- _What is asked_
All material below is to be reproduced exactly.

- _Data records_
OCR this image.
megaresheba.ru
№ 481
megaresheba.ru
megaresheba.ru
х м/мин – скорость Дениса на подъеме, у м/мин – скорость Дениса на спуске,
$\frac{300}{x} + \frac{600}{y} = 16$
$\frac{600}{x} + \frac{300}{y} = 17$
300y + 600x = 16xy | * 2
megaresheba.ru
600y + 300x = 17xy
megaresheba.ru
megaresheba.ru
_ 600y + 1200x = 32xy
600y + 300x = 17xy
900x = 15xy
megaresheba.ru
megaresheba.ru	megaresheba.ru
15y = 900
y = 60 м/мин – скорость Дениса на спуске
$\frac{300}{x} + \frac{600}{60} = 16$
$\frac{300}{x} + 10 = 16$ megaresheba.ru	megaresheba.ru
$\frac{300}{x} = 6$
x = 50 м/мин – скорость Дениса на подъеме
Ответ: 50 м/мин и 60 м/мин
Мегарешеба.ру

- _Answer for this exercise_
OCR this image.
megaresheba.ru
№ 481
megaresheba.ru
megaresheba.ru
х м/мин – скорость Дениса на подъеме, у м/мин – скорость Дениса на спуске,
$\frac{300}{x} + \frac{600}{y} = 16$
$\frac{600}{x} + \frac{300}{y} = 17$
300y + 600x = 16xy | * 2
megaresheba.ru
600y + 300x = 17xy
megaresheba.ru
megaresheba.ru
_ 600y + 1200x = 32xy
600y + 300x = 17xy
900x = 15xy
megaresheba.ru
megaresheba.ru	megaresheba.ru
15y = 900
y = 60 м/мин – скорость Дениса на спуске
$\frac{300}{x} + \frac{600}{60} = 16$
$\frac{300}{x} + 10 = 16$ megaresheba.ru	megaresheba.ru
$\frac{300}{x} = 6$
x = 50 м/мин – скорость Дениса на подъеме
Ответ: 50 м/мин и 60 м/мин
Мегарешеба.ру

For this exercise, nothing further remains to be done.